作成内容
脳の可塑性について述べた文章の最後の文に続けて、その先を書き継ぐこと。

脳には可塑性があるから、素晴らしい可能性もある

人間の脳の可塑性の素晴らしさをあらわす、たくさんのエピソードがあります。そのなかでも、私の心を動かしたのがこれです。アメリカの科学雑誌『サイエンス』に載った記事ですが、小さいころ水頭症という、脳に脳脊髄液がたまる病気にかかった男の子がいました。この子の脳は、このため通常人のように、正常に発育できませんでした。ところが、彼は、のちに成人してから大学に進み、数学で賞をとるほどの秀才となりました。IQも一二六と高く、普通の人とまったく同じ社会生活をおくることができたのです。


水頭症で発育不全だった彼が、どうしてここまで回復できたのか。専門家たちは、当時ようやく登場してきたCTスキャンで彼の脳を調べてみました。すると、なんと彼の大脳皮質は紙のように薄くなっており、ほとんどないに等しいことがわかりました。大脳皮質がほとんどない人間が、通常人と同じように暮らし、しかも数学の素晴らしい才能を発揮する。これは常識では考えられないことです。


おそらく、彼が幼少時に外部環境から受けた刺激は、とてもよくバランスされた、理想的なものであったにちがいありません。彼の脳は外部――おそらくは母親でしょう――から理想的な刺激を受け、大脳皮質以外の脳や小脳などを、大脳皮質の働きを代行するように発達させていったのです。脳には驚くほどの柔軟さがあります。この水頭症の青年のように、たとえ大きな部分がごっそり欠落していても、残った部分が新しい働きを獲得するのです。まことに驚くべきことといわざるをえません。

提供情報
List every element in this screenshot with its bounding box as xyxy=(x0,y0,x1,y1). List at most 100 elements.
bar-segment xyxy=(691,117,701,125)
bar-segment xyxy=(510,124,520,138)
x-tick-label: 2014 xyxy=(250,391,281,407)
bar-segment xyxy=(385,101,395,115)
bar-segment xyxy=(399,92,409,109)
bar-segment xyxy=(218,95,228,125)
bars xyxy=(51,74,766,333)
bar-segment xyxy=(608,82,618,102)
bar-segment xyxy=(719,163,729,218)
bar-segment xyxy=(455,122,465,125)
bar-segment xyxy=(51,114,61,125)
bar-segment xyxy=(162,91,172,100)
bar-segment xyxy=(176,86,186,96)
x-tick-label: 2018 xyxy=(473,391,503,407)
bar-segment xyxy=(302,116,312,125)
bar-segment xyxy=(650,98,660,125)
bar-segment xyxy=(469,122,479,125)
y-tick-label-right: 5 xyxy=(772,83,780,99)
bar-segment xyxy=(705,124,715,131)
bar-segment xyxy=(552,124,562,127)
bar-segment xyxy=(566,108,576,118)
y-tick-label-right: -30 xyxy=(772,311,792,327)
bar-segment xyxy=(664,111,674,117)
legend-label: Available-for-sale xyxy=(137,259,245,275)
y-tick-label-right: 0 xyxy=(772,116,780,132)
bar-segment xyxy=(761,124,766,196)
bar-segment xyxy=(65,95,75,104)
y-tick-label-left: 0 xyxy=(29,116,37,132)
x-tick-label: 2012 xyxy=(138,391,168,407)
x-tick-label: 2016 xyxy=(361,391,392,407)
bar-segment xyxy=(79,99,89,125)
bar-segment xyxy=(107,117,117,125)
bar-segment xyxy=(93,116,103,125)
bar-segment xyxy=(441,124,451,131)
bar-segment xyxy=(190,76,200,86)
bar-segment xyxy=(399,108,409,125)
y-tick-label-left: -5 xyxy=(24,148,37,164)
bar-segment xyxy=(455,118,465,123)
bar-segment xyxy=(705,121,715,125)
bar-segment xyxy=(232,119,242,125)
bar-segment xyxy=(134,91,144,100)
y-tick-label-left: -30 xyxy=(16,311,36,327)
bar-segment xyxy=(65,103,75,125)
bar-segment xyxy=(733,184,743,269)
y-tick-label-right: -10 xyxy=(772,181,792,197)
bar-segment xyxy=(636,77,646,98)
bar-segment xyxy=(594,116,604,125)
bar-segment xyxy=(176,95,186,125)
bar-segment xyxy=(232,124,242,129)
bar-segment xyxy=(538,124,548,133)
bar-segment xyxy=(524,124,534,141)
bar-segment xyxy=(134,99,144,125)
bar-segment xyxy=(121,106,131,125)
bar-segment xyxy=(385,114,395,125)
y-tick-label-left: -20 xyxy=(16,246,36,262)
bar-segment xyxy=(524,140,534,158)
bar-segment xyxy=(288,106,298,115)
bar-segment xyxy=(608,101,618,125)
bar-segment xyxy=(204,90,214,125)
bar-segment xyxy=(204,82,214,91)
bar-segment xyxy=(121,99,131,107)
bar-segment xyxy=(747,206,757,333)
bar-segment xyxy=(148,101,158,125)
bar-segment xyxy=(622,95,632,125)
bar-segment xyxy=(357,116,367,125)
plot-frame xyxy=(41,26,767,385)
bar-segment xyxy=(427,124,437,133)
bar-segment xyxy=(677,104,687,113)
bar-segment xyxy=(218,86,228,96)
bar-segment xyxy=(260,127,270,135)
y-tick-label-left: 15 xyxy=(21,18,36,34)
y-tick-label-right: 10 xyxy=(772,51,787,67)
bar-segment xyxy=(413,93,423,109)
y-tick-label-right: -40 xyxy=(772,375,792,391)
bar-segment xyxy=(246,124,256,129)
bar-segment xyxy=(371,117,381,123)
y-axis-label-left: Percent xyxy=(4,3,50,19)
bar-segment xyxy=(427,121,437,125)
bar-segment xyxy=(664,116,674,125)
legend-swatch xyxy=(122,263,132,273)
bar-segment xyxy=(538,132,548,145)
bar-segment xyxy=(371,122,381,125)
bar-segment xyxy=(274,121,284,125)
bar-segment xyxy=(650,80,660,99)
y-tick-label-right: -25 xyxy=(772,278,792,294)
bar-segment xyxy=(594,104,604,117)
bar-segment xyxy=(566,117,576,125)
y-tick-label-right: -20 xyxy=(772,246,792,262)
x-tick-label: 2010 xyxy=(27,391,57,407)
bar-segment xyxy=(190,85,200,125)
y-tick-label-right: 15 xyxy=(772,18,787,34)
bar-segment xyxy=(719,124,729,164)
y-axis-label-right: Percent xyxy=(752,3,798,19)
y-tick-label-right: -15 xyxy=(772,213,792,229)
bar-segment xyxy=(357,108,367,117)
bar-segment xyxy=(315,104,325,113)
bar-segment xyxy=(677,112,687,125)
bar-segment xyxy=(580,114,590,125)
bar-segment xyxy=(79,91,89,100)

回答
この大脳皮質のない天才と対照的なのが、一八世紀末、フランスのアヴェロン県で発見された野性児ヴィクトールです。狼の群れのなかで育った彼が保護されたときの推定年齢はおよそ一二歳、原則としては二足歩行ですが、疲れるとすぐに四足歩行に移ってしまったそうです。嗅覚はきわめて敏感ですが、通常の人間ほど視覚は発達していなかったといいます。彼の唯一の楽しみは、食べることと休むことで、寒さにはまったく頓着せず、全裸で平気でした。


ヴィクトールを保護したイタールという医師は、彼にフランス語を懸命に教えましたが、結局、ヴィクトールはついに一言も発することなく、四〇歳でその生涯を終えたそうです。このアヴェロンの野性児でわかることは、幼少時に人間文明から隔絶されたヒトの脳、とりわけ人生のごく初期の一〇歳ぐらいまでの脳は、言語獲得に致命的な障害を受けるということです。人間の脳の正常な発達には、人間社会とのたゆまぬ接触、刺激が欠かせないことがわかります。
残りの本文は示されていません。